■ **Work required**: Copy each line that has the string "ROAD" somewhere in it.

Dataset entries
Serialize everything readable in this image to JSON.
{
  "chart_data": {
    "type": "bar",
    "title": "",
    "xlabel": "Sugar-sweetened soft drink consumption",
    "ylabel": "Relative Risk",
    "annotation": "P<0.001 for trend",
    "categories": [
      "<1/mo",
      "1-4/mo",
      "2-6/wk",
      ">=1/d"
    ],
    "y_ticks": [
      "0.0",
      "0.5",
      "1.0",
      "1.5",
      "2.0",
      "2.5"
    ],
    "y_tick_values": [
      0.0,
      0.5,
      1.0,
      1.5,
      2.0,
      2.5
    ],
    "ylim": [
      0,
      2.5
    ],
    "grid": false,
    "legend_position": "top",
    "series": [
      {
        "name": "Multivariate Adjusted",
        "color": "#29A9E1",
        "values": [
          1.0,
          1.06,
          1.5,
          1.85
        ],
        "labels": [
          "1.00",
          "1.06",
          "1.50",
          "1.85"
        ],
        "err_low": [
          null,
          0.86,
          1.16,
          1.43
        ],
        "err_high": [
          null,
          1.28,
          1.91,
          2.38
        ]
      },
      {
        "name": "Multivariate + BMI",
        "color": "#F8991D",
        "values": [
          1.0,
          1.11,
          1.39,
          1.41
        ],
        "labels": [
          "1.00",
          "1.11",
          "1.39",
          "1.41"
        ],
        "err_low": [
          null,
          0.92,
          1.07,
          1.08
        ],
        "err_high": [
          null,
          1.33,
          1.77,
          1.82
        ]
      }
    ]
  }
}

==

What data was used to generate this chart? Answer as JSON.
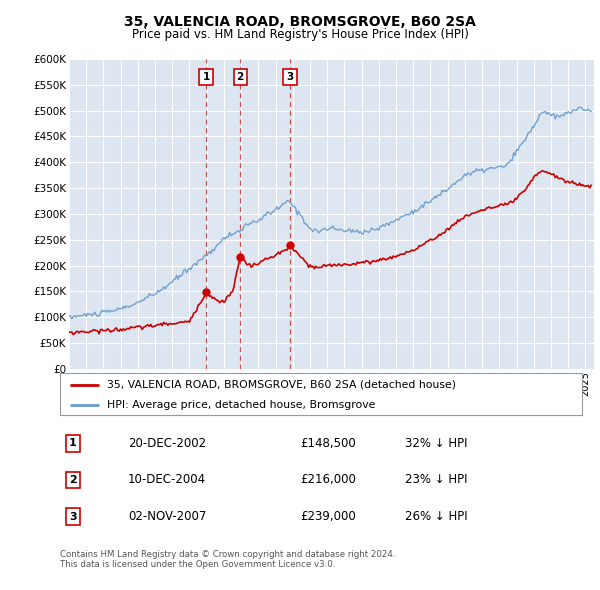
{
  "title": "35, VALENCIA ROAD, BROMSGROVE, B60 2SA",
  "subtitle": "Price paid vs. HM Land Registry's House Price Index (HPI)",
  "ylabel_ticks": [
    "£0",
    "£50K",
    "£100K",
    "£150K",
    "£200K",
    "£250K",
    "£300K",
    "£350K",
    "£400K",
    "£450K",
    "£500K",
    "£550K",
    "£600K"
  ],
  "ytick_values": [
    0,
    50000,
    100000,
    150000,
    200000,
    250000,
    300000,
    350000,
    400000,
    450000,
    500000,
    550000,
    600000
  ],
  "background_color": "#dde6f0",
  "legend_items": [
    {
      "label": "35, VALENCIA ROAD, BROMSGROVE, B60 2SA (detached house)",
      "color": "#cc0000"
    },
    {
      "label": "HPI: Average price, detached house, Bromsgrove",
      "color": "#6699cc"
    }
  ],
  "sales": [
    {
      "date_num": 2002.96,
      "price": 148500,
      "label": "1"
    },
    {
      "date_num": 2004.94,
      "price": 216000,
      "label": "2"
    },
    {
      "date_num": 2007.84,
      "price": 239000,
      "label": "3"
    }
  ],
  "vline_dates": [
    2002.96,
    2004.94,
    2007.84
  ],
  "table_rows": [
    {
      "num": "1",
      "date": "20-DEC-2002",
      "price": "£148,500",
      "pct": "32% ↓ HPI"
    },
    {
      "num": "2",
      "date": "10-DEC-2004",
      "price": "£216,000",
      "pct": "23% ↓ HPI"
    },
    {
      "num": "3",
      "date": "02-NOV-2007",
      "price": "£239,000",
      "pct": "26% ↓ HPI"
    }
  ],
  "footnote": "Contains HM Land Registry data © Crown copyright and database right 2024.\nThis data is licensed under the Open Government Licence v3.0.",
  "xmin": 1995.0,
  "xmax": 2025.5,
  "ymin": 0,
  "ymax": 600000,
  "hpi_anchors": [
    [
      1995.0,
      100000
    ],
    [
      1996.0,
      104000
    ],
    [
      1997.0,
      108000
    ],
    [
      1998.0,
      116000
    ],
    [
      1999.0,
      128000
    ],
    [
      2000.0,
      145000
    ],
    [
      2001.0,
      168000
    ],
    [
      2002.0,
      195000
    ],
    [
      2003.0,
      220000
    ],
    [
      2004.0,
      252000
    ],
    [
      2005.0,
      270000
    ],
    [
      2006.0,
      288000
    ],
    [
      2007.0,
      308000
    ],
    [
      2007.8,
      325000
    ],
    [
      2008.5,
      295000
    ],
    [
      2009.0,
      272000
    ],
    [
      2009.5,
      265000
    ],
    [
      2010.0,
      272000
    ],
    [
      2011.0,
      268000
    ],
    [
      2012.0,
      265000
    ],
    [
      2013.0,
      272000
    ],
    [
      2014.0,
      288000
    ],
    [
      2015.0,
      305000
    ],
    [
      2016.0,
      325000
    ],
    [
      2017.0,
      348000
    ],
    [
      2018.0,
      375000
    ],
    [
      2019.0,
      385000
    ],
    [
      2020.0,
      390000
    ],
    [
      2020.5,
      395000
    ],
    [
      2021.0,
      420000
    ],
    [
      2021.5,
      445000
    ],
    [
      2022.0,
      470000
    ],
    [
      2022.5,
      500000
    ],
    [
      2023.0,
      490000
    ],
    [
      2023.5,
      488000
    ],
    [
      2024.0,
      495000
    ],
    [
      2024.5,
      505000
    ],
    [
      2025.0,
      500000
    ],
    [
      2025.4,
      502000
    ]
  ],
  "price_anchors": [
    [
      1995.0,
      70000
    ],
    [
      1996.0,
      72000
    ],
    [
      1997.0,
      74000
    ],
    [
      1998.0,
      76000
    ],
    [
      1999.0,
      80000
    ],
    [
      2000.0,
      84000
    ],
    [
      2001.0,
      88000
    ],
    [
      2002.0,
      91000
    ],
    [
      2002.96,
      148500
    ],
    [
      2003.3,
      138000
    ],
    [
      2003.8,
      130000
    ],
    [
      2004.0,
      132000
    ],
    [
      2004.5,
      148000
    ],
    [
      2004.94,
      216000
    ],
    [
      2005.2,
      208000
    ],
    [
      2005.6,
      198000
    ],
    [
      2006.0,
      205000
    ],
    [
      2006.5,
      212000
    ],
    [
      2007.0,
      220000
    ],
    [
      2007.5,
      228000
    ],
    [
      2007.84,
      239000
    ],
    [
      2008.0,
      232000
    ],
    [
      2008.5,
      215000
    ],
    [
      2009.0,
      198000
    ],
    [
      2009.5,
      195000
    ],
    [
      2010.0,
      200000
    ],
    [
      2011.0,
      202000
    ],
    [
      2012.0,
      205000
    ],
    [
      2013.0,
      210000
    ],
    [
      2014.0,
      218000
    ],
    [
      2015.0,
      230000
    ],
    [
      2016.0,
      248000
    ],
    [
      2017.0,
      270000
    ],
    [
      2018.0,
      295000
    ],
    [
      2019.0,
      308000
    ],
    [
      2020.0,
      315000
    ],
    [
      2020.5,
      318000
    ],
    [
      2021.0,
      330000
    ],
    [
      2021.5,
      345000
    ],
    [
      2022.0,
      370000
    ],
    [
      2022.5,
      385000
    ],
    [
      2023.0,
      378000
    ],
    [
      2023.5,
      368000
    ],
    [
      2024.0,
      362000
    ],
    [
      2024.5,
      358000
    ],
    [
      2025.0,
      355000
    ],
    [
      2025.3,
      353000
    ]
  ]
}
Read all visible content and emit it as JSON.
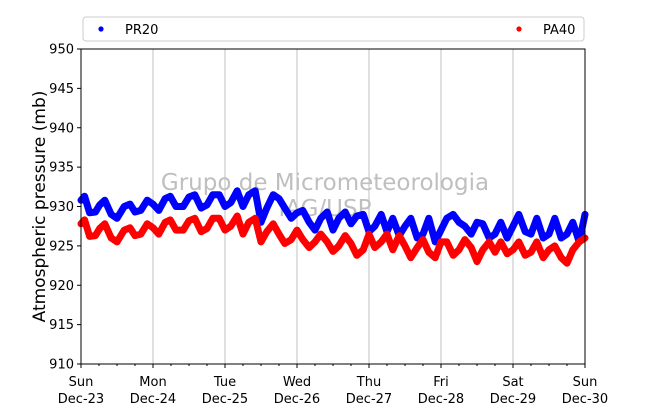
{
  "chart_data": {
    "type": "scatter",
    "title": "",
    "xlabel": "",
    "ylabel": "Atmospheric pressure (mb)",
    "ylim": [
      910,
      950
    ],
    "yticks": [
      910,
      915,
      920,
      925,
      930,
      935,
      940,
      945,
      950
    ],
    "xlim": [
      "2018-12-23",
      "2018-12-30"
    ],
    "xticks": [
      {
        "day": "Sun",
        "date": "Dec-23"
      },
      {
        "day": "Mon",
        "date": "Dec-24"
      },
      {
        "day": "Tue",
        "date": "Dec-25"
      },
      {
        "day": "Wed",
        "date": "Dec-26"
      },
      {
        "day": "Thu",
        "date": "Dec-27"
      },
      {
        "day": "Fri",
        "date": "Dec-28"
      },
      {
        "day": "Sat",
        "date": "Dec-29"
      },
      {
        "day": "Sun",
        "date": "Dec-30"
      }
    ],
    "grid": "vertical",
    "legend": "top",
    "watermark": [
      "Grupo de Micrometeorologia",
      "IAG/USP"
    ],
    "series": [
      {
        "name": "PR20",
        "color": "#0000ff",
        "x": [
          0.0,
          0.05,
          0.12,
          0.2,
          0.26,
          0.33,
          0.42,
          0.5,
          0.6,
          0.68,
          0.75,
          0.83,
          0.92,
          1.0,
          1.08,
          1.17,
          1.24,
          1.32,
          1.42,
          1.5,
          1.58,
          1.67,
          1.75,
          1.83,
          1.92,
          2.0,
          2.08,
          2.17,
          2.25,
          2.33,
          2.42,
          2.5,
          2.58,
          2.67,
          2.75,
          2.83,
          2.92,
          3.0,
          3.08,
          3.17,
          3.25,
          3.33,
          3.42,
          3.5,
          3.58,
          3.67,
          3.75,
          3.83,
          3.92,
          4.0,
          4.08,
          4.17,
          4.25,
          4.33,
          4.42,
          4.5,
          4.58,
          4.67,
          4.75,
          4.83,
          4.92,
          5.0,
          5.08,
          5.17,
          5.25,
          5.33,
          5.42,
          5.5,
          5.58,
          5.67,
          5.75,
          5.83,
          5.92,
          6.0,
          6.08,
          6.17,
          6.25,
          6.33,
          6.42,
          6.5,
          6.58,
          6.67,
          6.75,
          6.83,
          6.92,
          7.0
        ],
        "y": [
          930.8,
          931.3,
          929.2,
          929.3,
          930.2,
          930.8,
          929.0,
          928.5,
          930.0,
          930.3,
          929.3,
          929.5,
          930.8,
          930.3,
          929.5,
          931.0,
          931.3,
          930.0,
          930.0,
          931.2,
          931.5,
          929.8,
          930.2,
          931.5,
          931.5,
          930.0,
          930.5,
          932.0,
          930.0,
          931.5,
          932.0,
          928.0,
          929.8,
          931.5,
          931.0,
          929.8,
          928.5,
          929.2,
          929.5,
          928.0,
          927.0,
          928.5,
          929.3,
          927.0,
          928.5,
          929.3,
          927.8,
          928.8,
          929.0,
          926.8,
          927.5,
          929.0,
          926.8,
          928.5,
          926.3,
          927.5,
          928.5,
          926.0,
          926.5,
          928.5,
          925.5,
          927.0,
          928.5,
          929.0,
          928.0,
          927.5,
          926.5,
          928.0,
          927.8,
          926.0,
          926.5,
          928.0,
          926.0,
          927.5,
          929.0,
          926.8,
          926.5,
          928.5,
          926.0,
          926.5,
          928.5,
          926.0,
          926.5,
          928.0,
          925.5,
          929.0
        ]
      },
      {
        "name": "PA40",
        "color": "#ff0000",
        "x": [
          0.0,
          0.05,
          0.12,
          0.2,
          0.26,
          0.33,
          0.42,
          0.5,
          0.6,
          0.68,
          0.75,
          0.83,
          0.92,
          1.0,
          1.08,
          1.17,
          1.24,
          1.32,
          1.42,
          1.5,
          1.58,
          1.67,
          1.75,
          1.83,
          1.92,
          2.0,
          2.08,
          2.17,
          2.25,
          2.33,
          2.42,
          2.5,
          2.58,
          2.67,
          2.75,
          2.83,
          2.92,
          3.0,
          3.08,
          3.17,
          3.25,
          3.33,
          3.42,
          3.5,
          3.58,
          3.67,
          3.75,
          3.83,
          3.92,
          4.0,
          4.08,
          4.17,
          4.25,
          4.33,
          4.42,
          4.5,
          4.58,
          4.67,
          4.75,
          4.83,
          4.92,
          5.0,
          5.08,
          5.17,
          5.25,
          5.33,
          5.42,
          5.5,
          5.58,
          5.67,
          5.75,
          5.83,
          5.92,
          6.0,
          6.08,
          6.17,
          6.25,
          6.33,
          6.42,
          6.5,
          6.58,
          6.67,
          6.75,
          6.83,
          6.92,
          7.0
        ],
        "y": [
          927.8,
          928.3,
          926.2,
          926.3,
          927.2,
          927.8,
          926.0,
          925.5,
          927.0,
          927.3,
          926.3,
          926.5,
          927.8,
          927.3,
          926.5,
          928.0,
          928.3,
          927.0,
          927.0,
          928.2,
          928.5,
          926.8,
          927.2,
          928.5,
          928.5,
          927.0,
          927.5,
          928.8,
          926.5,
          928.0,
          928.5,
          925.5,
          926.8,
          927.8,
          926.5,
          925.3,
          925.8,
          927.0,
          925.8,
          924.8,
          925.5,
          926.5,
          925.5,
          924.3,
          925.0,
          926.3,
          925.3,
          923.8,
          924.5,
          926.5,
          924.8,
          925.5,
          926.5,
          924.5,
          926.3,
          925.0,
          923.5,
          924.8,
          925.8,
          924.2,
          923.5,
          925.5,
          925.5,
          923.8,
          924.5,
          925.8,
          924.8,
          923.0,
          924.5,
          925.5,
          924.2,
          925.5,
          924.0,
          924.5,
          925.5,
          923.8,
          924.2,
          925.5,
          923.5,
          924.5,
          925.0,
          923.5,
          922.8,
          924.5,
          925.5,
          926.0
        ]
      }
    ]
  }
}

■ **Output for this exercise**:
  "title": "35, VALENCIA ROAD, BROMSGROVE, B60 2SA",
      "label": "35, VALENCIA ROAD, BROMSGROVE, B60 2SA (detached house)",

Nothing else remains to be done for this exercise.